INSTRUCTIONS TO FOLLOW:
Count how many lines of the material hold "credit". Respond with that number alone.

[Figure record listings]

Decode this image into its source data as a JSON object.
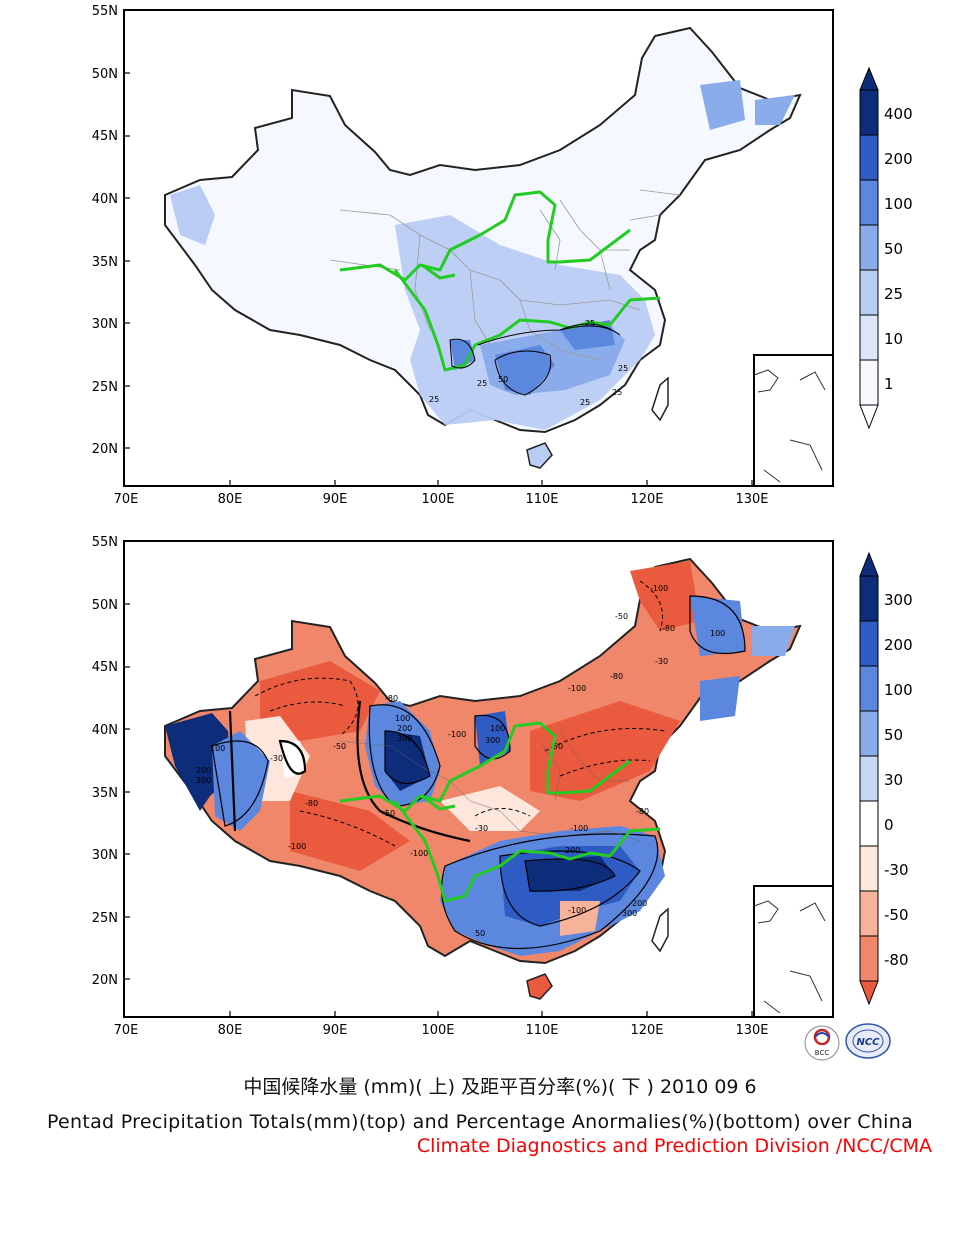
{
  "maps": [
    {
      "panel": "top",
      "lat_ticks": [
        "55N",
        "50N",
        "45N",
        "40N",
        "35N",
        "30N",
        "25N",
        "20N"
      ],
      "lon_ticks": [
        "70E",
        "80E",
        "90E",
        "100E",
        "110E",
        "120E",
        "130E"
      ],
      "contour_labels": [
        "25",
        "25",
        "25",
        "50",
        "25",
        "25",
        "25"
      ],
      "legend_levels": [
        "400",
        "200",
        "100",
        "50",
        "25",
        "10",
        "1"
      ],
      "palette": [
        "#f7f9ff",
        "#dbe6fb",
        "#b9ccf3",
        "#8bacea",
        "#5b87de",
        "#2f5cc4",
        "#0d2c7a"
      ]
    },
    {
      "panel": "bottom",
      "lat_ticks": [
        "55N",
        "50N",
        "45N",
        "40N",
        "35N",
        "30N",
        "25N",
        "20N"
      ],
      "lon_ticks": [
        "70E",
        "80E",
        "90E",
        "100E",
        "110E",
        "120E",
        "130E"
      ],
      "contour_labels": [
        "-100",
        "-80",
        "-50",
        "100",
        "-30",
        "-80",
        "-100",
        "300",
        "200",
        "100",
        "-50",
        "-100",
        "-80",
        "-100",
        "300",
        "200",
        "100",
        "-30",
        "-80",
        "-100",
        "-50",
        "300",
        "200",
        "100",
        "-100",
        "-80",
        "-30",
        "50",
        "200",
        "300",
        "-50",
        "-100"
      ],
      "legend_levels": [
        "300",
        "200",
        "100",
        "50",
        "30",
        "0",
        "-30",
        "-50",
        "-80"
      ],
      "palette_pos": [
        "#0d2c7a",
        "#2f5cc4",
        "#5b87de",
        "#8bacea",
        "#c6d6f5",
        "#ffffff"
      ],
      "palette_neg": [
        "#fde6dc",
        "#f7b29a",
        "#f1876a",
        "#ea5a3e"
      ]
    }
  ],
  "caption": {
    "chinese": "中国候降水量 (mm)( 上) 及距平百分率(%)( 下 ) 2010 09 6",
    "english": "Pentad Precipitation Totals(mm)(top) and Percentage Anormalies(%)(bottom) over China",
    "credit": "Climate Diagnostics and Prediction Division /NCC/CMA"
  },
  "logos": [
    {
      "name": "bcc-logo",
      "text": "BCC"
    },
    {
      "name": "ncc-logo",
      "text": "NCC"
    }
  ],
  "colors": {
    "river": "#22cc22",
    "border": "#222222",
    "credit": "#ff0000"
  }
}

WRITTEN ANSWER:
2